Задания:
A. Ответьте по отрывку из письма Столетову:
(i) В каком месяце и каком году написано письмо?
(ii) Когда Аполлон Михайлович приезжал к автору письма?
(iii) Сколько времени автор письма совсем не могла читать и писать?
B. Напишите продолжение письма Столетову, начиная сразу после его последнего приведённого предложения.

--- Отрывок документа ---

Шрифт:
Вот еще отрывок из августовского моего письма Столетову летом 73-го года.
«Здравствуйте Аполлон Михайлович! Спасибо Вам за письмо, оно мне сейчас как самое целебное лекарство. Вы спрашиваете о стихах о здоровье. В том то и дело, что эти вещи у меня настолько взаимосвязаны, что когда нет одного – нет и другого. Когда Вы приезжали к нам в начале апреля, я ведь была совсем больная. Ваш приезд был чем то вроде сильнейшей тонизирующей инъекции. Но через день после Вашего отъезда я свалилась. Именовалось это «функциональным расстройством нервной системы». Главное глаза почему то не видели. Два месяца я совсем не могла читать и писать. Но встреча с Вами помогла мне излечиться от какой то внутренней окаменелости после прошлогодней горьковской рецензии. Я даже снова начала писать. Расколдовали!

--- Записанные сведения ---

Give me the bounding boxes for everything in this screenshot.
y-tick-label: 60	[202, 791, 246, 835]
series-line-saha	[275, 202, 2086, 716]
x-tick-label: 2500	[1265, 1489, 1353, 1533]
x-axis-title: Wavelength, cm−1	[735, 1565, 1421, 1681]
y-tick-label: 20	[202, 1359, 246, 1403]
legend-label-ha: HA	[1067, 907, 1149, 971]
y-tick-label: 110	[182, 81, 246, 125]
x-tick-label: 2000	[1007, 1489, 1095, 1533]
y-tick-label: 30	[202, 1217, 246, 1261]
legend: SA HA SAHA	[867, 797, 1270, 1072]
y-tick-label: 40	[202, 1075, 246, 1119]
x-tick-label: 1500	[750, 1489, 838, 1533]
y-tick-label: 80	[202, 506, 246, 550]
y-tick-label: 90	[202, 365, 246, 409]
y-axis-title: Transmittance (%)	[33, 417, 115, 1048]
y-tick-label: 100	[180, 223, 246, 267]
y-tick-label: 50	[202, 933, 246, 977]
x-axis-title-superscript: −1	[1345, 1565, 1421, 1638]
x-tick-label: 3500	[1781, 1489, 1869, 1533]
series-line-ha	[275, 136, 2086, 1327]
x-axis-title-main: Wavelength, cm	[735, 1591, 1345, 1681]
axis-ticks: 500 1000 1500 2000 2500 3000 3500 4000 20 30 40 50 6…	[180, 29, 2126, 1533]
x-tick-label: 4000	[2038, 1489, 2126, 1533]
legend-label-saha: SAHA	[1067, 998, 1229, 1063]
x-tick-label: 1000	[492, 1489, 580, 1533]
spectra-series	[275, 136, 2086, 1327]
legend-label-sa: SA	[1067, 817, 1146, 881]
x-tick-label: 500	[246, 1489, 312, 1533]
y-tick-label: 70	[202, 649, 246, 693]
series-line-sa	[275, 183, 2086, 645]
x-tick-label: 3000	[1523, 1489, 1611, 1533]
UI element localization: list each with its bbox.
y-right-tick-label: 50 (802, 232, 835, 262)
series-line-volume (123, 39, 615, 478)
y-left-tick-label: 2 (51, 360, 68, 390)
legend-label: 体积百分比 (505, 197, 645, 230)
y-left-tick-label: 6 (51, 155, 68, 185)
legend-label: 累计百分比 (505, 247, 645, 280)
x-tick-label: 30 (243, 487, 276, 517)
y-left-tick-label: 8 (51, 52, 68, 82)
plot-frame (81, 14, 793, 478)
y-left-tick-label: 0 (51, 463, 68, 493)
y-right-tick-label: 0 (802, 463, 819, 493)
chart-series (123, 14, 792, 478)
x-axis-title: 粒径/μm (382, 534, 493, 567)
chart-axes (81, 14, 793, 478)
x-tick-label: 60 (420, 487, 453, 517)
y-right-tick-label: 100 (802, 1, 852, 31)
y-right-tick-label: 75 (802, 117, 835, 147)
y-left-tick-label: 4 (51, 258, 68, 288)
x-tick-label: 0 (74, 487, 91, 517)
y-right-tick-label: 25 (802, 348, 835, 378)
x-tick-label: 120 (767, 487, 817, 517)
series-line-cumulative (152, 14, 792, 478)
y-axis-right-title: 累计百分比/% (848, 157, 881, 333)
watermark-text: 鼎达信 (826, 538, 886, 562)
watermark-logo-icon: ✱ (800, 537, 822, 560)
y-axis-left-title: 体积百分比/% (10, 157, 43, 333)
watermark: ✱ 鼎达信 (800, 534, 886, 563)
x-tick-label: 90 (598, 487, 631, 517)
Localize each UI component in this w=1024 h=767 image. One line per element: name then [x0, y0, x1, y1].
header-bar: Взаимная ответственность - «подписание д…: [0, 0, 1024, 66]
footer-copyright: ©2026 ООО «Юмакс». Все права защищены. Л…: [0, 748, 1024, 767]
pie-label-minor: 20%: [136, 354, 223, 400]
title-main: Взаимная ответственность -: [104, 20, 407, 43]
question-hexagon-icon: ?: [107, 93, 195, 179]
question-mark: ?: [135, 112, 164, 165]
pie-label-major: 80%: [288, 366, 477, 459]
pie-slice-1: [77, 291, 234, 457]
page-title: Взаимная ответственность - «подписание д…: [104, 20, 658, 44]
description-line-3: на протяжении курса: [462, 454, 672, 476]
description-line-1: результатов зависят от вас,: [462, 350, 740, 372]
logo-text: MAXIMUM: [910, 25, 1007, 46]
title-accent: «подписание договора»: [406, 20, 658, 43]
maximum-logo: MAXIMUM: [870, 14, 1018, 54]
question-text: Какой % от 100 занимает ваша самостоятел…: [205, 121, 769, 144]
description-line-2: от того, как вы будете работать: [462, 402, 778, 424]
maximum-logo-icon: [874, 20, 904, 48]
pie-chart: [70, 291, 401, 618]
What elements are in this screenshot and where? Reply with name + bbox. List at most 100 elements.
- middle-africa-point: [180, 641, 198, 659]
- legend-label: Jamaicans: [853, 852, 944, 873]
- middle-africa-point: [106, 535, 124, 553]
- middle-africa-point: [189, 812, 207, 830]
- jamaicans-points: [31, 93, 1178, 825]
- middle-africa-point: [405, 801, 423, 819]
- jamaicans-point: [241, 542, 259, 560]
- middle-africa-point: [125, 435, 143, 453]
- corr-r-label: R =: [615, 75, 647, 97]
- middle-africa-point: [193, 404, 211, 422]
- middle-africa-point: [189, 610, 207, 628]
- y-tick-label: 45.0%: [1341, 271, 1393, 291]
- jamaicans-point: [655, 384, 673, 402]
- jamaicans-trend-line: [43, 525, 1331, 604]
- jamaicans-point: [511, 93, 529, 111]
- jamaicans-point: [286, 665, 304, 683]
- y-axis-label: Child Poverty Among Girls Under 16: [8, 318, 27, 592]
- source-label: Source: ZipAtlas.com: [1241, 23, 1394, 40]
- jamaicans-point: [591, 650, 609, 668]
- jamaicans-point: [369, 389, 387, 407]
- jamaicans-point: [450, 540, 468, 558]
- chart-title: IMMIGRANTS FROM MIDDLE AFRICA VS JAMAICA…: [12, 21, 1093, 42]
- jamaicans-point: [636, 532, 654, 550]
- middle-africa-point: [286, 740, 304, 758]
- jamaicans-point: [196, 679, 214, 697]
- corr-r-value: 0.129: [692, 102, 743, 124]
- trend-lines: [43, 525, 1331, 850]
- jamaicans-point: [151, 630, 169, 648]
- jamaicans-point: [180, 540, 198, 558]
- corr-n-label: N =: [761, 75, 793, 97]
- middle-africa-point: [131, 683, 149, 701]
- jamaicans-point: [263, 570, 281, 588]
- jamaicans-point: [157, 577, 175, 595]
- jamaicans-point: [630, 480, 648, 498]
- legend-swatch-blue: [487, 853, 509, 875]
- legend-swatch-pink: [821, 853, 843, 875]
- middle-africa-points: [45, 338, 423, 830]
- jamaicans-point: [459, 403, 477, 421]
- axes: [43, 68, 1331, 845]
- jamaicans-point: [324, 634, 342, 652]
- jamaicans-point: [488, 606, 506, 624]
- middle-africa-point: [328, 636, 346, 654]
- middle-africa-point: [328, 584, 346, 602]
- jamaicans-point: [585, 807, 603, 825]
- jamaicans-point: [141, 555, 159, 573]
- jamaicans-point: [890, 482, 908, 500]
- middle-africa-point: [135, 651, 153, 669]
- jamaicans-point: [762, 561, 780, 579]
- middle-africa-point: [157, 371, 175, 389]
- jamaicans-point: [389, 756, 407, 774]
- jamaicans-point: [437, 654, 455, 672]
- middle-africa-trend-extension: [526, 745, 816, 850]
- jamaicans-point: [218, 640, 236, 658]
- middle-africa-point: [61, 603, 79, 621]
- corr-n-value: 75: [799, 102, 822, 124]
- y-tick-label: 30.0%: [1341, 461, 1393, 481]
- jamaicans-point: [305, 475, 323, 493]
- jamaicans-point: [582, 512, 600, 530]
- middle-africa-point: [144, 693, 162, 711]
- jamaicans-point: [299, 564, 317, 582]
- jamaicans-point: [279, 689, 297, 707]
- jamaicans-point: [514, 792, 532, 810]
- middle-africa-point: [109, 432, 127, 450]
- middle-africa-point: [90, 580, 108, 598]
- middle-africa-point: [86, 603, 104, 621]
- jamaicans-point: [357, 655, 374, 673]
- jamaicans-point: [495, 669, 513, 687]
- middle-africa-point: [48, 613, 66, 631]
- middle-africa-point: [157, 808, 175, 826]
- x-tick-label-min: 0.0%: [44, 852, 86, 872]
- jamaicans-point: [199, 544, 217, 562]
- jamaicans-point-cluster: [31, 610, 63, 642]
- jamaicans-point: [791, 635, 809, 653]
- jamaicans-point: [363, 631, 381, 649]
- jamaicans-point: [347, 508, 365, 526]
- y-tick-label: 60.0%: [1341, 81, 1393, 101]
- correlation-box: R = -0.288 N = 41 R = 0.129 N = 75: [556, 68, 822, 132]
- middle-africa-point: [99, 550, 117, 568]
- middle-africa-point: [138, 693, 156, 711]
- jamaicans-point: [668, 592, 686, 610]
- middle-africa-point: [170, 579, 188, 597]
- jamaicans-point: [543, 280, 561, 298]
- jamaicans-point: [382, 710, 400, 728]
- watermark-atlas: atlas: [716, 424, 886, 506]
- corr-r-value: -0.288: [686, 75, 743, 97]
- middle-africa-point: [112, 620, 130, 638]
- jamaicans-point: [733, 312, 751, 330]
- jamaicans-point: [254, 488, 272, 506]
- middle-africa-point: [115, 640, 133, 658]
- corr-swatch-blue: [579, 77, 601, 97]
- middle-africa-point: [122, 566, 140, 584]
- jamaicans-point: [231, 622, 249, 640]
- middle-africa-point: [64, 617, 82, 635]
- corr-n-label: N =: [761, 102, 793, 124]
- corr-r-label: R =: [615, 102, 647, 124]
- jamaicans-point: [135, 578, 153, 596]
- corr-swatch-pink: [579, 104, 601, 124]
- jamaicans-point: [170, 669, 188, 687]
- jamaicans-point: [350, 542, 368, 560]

---

Ответы по заданиям:
A.
(i) В августе 73-го года.
(ii) В начале апреля.
(iii) Два месяца.

B.
Вы сказали, чтобы я написала с 15 таких стихотворений как «Гадкий утенок» и тогда никакие редакторши мне будут не страшны. Но вся то беда в том, что гадкие утята не каждый день на свет божий появляются. Я и сама чувствую такую радость, что оно у меня написалось… А это бывает у меня редко. Еще одно стихотворение появилось, которым довольна – «Злая бабка». Не знаю – что это меня на Север и в детство потянуло.
По сборнику ничего не сделала. Не из-за лени, нет! Просто очень уж я невезучая. Мне ведь пришлось в конце мая выйти на работу, не долечившись, так как моя помощница (на полставки) уехала на сессию. А работа школьного библиотекаря в конце учебного года теперь, когда на нас повесили все учебники – это сущий ад. Он продолжался весь июнь. Работала я больная, измотана была совершенно. Ни о каких стихах не могло быть и речи.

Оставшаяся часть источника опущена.